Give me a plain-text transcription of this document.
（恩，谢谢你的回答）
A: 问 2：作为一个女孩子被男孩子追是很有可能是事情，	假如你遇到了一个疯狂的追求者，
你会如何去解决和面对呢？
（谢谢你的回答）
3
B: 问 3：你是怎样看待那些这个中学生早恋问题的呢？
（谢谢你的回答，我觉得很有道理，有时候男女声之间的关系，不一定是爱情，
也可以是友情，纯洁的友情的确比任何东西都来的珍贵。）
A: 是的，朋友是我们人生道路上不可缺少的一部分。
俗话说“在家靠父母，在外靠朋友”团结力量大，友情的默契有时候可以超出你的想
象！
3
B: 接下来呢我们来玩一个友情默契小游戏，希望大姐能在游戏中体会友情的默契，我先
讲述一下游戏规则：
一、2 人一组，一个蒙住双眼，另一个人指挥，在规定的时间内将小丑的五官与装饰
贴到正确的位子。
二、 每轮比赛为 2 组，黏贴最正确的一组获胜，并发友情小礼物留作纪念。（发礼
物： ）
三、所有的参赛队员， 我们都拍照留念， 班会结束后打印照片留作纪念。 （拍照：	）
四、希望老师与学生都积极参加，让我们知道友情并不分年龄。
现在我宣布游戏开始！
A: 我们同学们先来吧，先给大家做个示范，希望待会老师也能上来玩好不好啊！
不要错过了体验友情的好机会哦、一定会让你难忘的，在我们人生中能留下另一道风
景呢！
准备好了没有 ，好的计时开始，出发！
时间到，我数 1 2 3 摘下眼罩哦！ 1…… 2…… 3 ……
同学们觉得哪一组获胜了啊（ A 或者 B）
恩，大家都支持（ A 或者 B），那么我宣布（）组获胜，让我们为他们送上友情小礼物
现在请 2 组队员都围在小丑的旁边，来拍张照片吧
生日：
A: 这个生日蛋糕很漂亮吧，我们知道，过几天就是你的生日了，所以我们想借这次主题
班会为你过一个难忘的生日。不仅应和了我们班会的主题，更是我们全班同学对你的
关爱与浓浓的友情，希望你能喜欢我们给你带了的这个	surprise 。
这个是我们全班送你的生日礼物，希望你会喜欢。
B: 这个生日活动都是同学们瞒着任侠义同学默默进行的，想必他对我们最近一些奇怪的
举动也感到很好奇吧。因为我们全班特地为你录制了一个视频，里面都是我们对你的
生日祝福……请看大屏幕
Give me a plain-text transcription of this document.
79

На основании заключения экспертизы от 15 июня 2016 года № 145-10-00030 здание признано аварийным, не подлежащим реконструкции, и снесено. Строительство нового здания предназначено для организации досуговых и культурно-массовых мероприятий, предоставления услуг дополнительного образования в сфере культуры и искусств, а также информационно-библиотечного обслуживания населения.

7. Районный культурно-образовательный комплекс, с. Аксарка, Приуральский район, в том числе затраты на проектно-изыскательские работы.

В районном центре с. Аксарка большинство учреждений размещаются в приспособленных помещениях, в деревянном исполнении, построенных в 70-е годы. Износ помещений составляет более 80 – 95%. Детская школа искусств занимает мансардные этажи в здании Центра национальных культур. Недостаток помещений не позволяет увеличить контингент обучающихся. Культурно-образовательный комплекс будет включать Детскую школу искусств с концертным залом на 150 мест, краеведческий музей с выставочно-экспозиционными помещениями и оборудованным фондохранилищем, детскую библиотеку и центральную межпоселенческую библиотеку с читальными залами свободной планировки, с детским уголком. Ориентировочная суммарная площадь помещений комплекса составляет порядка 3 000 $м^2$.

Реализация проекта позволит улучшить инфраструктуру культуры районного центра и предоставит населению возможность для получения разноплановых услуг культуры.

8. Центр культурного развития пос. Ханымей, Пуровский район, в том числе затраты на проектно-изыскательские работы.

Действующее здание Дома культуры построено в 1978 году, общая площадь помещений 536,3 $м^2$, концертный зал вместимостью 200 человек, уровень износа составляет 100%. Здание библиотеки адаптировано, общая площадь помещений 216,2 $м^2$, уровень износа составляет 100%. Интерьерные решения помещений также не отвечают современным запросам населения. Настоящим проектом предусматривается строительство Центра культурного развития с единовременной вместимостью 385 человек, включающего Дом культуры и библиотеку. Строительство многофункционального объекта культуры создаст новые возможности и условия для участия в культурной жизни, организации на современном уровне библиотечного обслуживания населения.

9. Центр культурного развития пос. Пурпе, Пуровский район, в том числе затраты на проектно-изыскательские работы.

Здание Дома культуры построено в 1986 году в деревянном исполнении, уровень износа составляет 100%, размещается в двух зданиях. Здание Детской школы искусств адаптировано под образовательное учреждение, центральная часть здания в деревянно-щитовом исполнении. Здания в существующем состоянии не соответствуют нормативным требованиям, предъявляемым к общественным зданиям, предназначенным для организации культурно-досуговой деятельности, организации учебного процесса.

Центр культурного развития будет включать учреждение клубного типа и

Set problem: Go through the records and copy each line with "числе" in it.

Correct response:
7. Районный культурно-образовательный комплекс, с. Аксарка, Приуральский район, в том числе затраты на проектно-изыскательские работы.
8. Центр культурного развития пос. Ханымей, Пуровский район, в том числе затраты на проектно-изыскательские работы.
9. Центр культурного развития пос. Пурпе, Пуровский район, в том числе затраты на проектно-изыскательские работы.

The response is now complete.